What is required: Return the lines below that carry the word "select".

-------- Records provided

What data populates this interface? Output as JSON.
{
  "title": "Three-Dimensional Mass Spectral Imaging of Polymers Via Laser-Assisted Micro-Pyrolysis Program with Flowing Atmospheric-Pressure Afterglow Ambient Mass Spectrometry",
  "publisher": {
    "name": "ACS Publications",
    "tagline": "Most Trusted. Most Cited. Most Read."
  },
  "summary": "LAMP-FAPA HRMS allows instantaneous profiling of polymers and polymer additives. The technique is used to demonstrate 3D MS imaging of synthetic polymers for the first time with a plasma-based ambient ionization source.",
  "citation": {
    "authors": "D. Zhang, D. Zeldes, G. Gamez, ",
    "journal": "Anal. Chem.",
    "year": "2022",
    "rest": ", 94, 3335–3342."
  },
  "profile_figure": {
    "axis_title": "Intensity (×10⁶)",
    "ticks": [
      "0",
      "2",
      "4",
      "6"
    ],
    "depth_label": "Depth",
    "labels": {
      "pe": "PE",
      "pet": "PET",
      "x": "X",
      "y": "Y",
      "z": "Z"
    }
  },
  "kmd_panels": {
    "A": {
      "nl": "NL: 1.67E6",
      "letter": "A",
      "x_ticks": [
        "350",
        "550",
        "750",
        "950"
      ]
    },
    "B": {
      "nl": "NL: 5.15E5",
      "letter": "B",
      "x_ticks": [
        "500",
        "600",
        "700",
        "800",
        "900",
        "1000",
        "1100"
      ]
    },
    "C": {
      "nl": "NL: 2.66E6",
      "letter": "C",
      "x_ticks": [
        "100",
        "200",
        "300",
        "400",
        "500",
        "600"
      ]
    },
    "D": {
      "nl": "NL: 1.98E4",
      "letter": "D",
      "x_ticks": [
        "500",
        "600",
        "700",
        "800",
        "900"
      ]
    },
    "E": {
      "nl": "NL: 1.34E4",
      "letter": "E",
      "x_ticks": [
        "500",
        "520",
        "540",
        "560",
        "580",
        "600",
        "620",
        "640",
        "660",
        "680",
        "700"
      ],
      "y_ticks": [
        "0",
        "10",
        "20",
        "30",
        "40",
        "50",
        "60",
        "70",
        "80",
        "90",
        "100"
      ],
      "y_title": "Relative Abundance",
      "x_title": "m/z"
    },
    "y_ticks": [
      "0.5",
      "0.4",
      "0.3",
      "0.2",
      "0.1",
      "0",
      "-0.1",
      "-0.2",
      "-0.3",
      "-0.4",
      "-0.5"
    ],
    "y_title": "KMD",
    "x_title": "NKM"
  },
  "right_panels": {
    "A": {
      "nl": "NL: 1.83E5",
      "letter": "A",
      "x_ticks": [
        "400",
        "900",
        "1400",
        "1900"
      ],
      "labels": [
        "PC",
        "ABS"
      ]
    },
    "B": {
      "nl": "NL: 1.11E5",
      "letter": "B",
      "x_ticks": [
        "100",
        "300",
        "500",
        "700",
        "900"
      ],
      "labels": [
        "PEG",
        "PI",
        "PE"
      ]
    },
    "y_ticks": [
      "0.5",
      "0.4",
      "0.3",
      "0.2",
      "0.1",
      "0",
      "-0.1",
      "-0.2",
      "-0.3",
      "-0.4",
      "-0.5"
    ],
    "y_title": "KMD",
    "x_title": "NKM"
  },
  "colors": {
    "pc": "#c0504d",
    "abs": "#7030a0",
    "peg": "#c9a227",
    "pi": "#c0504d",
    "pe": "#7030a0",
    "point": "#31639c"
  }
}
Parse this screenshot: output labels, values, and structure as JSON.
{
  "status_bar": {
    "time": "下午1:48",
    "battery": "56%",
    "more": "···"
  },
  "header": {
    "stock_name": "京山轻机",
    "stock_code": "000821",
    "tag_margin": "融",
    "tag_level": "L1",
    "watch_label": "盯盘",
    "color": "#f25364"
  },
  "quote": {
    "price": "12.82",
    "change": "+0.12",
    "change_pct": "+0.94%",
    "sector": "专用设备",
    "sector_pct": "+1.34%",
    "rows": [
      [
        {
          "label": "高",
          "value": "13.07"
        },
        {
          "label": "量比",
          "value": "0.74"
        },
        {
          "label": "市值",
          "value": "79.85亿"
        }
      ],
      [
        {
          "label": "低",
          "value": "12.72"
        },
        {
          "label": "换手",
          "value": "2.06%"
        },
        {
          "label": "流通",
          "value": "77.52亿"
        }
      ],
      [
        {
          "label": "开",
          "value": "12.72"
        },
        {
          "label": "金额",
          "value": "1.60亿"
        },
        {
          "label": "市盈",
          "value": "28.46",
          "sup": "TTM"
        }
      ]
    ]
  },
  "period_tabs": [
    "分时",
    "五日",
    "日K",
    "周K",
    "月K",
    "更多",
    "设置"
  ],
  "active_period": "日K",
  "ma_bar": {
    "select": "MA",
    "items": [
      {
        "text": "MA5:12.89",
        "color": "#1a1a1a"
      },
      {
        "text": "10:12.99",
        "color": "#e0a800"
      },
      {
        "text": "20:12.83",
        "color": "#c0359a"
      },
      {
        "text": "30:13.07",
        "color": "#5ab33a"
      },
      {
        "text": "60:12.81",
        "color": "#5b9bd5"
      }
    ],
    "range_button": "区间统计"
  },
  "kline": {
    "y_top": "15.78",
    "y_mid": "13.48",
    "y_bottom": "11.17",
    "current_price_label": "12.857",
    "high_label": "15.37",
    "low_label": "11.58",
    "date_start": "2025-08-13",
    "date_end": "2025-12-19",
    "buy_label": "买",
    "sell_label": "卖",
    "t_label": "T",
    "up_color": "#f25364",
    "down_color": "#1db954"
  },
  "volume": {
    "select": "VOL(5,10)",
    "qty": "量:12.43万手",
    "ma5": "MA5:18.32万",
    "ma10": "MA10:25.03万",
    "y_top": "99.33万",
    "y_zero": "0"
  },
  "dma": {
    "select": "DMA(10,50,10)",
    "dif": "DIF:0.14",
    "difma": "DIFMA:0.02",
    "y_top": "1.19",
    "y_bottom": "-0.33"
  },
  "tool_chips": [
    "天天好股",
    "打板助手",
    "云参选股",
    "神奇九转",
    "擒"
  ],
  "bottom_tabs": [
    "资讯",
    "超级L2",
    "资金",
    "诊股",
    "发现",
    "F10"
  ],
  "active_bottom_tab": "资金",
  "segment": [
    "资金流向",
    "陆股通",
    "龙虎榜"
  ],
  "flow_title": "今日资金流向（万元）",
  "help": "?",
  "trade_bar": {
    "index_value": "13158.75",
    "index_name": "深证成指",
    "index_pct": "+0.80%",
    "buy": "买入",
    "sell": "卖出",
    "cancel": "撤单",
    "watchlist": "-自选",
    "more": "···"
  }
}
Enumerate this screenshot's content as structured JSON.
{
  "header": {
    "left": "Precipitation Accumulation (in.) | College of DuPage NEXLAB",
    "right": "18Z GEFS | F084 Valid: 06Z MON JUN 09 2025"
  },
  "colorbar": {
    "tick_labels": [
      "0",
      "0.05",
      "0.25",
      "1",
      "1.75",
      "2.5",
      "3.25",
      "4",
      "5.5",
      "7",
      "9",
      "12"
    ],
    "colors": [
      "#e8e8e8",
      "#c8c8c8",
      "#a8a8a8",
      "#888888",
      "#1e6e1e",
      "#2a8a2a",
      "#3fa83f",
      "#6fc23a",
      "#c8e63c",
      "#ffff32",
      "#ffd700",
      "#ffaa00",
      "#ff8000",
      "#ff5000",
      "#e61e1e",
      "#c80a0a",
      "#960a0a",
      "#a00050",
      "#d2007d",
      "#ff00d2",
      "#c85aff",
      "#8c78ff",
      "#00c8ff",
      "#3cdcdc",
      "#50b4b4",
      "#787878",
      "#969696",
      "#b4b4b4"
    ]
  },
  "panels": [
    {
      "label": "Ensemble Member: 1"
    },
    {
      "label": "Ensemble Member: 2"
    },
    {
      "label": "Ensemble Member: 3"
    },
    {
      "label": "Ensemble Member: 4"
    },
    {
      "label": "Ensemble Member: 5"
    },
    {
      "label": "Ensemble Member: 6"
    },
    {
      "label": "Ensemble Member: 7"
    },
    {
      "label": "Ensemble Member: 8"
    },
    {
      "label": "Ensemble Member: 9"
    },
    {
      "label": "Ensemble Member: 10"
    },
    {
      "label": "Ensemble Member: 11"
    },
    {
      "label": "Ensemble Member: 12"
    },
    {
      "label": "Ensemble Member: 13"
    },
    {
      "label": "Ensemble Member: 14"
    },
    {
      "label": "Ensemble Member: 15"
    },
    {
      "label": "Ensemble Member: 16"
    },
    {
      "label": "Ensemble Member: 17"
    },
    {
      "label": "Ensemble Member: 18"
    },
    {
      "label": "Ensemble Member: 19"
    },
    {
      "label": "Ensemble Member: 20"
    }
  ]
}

----------------

Completed exercise:
    "select": "MA",
    "select": "VOL(5,10)",
    "select": "DMA(10,50,10)",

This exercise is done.